Dataset records:
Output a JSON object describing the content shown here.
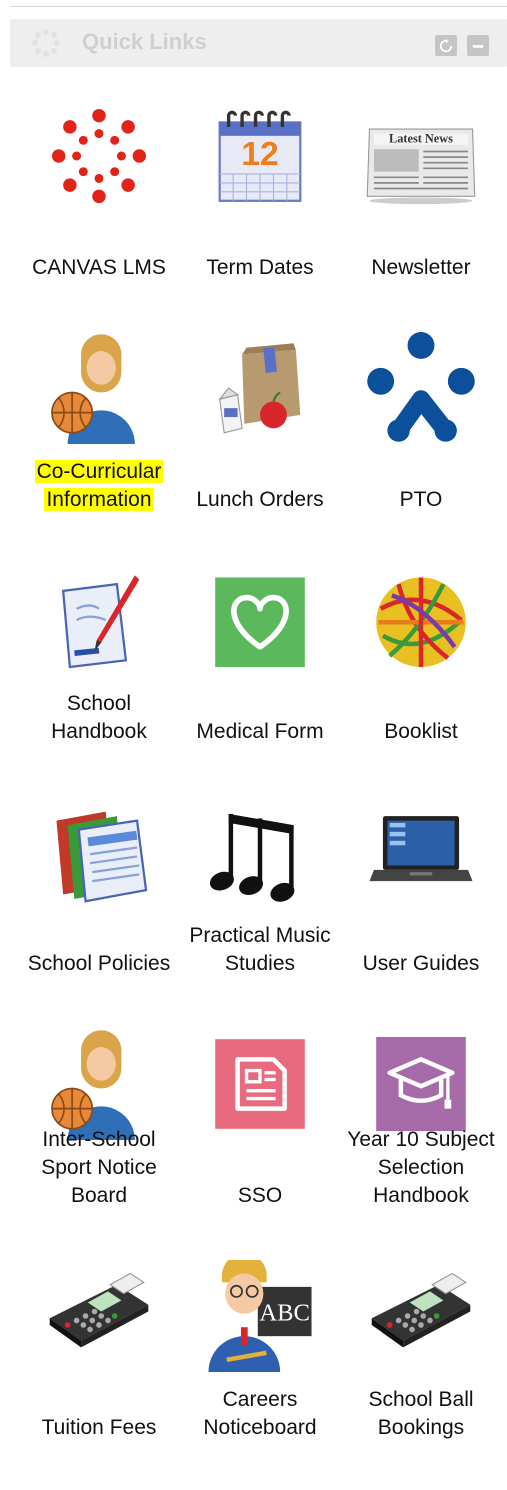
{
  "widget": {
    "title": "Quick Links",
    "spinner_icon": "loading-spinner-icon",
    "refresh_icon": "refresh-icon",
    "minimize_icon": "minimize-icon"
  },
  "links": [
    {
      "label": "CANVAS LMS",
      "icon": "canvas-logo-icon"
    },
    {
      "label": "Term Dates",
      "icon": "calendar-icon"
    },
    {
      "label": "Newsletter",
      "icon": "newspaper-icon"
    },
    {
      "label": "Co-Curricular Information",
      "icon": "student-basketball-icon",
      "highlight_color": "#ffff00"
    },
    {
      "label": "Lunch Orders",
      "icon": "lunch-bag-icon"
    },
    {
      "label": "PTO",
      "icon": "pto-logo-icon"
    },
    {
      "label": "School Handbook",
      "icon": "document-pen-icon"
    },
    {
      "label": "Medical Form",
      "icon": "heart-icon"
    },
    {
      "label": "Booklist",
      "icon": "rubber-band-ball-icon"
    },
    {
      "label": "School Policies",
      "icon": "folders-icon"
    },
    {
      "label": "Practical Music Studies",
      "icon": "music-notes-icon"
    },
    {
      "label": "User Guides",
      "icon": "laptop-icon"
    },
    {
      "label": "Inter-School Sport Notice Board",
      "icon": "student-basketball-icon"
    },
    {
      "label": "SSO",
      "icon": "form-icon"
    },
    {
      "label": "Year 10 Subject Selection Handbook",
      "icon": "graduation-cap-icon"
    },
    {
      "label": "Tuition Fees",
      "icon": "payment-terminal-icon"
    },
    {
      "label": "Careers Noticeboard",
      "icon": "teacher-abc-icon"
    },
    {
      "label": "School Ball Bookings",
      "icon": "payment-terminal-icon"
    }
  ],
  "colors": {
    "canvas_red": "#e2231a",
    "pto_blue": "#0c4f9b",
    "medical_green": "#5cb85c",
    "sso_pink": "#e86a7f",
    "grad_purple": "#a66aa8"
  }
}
---
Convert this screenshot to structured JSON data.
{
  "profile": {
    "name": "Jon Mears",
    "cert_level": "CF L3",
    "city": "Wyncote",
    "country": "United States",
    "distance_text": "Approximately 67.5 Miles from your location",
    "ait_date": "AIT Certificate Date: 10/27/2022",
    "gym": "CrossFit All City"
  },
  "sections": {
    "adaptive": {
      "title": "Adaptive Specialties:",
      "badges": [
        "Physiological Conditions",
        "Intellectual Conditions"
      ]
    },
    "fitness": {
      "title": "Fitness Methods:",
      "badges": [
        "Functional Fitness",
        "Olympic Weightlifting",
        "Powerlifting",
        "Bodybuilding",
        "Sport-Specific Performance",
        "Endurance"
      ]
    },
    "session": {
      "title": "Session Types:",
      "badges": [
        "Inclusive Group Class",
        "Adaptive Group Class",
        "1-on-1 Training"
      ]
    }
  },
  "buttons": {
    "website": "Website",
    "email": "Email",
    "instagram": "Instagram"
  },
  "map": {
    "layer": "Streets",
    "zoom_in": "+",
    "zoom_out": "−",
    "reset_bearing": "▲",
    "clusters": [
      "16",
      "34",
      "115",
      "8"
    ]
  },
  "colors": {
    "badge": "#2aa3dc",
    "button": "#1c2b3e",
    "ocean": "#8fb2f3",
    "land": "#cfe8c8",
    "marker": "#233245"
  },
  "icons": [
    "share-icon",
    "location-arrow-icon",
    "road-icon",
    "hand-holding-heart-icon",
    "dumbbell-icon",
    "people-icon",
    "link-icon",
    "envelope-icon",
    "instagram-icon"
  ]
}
---
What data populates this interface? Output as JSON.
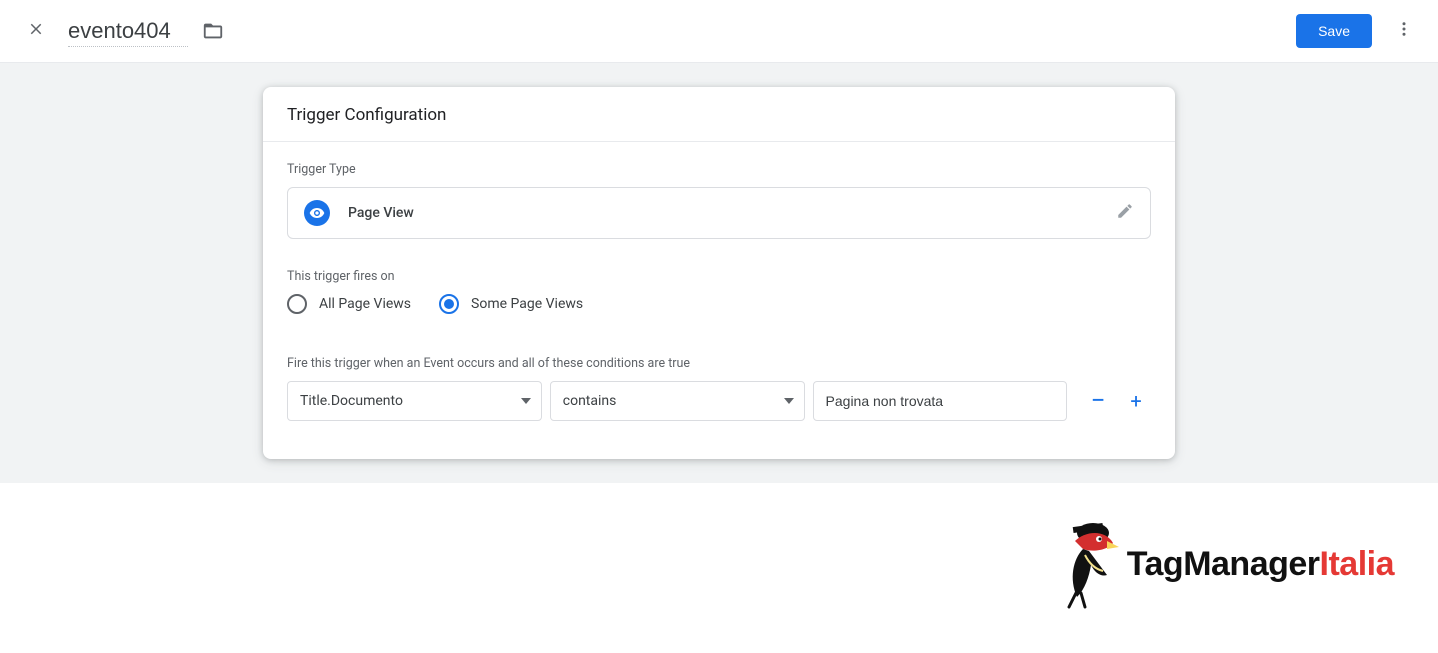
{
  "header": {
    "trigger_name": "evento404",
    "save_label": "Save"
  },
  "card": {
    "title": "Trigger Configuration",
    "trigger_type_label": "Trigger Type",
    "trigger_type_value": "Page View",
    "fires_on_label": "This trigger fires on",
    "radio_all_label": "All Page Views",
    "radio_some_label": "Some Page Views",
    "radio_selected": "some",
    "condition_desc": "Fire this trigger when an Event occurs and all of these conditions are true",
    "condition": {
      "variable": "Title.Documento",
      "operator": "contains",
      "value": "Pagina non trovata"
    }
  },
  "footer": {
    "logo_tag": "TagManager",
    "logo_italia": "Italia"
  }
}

WHAT IS BEING ASKED: Which lines hold the string "Class"? Copy all of them from the data above.

TASK OUTPUT:
        "Inclusive Group Class",
        "Adaptive Group Class",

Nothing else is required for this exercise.